YOUR OBJECTIVE →
Please copy the records word for word, starting at their first line and stopping after the line that contains "85, 415, 115]".
----- DATA SUPPLIED -----
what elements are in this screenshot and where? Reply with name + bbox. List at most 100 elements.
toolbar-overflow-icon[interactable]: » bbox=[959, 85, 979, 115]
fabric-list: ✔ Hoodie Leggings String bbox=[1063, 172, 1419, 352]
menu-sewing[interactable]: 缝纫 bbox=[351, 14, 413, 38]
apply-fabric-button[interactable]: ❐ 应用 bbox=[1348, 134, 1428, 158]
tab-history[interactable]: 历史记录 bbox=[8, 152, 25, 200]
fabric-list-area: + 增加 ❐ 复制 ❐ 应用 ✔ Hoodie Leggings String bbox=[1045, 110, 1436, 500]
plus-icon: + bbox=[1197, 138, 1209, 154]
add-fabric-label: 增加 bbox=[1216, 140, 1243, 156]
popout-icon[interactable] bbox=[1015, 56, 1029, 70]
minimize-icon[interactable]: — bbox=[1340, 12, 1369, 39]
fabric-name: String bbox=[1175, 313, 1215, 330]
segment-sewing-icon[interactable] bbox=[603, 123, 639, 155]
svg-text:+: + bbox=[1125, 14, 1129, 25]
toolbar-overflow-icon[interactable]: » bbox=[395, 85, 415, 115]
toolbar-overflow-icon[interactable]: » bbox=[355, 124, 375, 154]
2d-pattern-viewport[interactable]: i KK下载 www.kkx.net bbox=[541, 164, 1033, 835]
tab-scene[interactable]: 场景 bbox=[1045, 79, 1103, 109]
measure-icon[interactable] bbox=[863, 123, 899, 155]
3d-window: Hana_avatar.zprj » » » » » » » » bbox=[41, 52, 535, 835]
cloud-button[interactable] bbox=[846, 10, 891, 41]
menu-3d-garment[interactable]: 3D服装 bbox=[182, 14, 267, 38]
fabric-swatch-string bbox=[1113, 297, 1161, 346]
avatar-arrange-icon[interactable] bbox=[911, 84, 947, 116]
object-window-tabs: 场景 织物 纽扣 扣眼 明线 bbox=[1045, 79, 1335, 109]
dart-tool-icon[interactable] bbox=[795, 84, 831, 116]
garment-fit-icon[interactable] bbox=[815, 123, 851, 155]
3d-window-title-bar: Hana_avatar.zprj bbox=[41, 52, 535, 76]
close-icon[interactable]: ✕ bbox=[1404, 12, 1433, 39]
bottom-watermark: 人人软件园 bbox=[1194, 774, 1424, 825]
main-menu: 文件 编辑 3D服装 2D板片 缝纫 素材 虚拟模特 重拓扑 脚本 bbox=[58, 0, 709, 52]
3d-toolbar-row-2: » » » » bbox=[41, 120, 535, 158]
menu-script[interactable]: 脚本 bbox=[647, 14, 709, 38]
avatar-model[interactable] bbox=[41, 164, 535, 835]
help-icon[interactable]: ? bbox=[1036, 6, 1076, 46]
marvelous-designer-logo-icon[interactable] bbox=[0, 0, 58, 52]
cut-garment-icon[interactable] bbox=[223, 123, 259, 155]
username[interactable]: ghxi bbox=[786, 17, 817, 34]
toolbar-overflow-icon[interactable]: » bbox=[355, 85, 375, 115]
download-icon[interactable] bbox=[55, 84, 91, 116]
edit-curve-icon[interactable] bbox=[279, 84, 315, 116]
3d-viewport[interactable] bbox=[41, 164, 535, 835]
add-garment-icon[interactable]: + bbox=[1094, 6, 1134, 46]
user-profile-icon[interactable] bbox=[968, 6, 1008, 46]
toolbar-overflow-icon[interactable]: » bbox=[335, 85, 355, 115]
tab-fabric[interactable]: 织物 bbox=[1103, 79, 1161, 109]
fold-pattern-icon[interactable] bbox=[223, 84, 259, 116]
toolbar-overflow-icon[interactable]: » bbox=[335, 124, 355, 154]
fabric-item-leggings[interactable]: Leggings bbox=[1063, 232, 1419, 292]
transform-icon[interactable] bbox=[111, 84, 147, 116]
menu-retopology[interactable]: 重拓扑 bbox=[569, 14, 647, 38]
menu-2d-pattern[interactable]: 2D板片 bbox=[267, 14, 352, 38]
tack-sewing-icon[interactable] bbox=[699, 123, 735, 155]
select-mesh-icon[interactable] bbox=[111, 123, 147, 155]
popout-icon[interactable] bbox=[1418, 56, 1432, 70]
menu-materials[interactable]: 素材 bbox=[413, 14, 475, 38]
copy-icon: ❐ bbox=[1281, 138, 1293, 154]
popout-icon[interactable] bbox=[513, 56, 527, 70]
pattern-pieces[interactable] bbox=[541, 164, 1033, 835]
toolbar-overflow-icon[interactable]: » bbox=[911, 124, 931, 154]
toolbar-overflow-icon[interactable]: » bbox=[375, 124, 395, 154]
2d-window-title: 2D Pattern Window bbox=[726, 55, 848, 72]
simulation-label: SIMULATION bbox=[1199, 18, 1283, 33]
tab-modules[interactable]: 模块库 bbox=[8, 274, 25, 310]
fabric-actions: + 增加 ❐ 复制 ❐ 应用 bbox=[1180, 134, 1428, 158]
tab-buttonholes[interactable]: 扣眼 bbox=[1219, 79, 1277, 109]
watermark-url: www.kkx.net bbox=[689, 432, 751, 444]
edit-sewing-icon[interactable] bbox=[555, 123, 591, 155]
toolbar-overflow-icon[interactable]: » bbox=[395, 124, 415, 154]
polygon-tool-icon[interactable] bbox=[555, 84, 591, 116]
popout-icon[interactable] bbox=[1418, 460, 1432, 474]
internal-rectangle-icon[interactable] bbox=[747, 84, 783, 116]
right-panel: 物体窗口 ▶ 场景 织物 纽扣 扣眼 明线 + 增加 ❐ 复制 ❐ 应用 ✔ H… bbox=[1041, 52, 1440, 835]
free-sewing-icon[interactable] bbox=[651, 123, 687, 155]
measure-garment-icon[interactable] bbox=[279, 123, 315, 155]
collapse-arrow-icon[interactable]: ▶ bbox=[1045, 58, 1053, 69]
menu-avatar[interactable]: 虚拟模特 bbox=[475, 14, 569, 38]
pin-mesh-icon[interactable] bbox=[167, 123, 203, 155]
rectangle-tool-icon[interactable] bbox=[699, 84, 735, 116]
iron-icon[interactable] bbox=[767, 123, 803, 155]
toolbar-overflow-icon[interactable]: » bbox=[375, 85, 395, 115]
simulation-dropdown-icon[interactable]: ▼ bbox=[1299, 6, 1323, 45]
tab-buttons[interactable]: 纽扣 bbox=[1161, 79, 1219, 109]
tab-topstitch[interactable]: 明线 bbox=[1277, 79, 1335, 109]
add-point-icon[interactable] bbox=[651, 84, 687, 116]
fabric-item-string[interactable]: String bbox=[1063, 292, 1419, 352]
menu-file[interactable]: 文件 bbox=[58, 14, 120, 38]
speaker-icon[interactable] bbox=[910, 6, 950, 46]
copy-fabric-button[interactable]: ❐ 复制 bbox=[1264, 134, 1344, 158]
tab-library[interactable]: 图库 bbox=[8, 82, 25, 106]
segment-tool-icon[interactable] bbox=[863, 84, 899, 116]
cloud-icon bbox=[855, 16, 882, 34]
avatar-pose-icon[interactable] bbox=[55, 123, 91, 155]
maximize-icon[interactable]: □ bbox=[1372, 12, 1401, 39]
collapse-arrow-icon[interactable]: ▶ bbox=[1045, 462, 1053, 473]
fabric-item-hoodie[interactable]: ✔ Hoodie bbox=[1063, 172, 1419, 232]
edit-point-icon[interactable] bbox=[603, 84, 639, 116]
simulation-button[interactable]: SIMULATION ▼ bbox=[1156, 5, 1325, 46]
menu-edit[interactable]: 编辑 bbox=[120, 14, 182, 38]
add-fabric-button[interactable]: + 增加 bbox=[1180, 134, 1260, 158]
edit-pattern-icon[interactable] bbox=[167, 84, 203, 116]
-----
THE RESPONSE →
what elements are in this screenshot and where? Reply with name + bbox. List at most 100 elements.
toolbar-overflow-icon[interactable]: » bbox=[959, 85, 979, 115]
fabric-list: ✔ Hoodie Leggings String bbox=[1063, 172, 1419, 352]
menu-sewing[interactable]: 缝纫 bbox=[351, 14, 413, 38]
apply-fabric-button[interactable]: ❐ 应用 bbox=[1348, 134, 1428, 158]
tab-history[interactable]: 历史记录 bbox=[8, 152, 25, 200]
fabric-list-area: + 增加 ❐ 复制 ❐ 应用 ✔ Hoodie Leggings String bbox=[1045, 110, 1436, 500]
plus-icon: + bbox=[1197, 138, 1209, 154]
add-fabric-label: 增加 bbox=[1216, 140, 1243, 156]
popout-icon[interactable] bbox=[1015, 56, 1029, 70]
minimize-icon[interactable]: — bbox=[1340, 12, 1369, 39]
fabric-name: String bbox=[1175, 313, 1215, 330]
segment-sewing-icon[interactable] bbox=[603, 123, 639, 155]
svg-text:+: + bbox=[1125, 14, 1129, 25]
toolbar-overflow-icon[interactable]: » bbox=[395, 85, 415, 115]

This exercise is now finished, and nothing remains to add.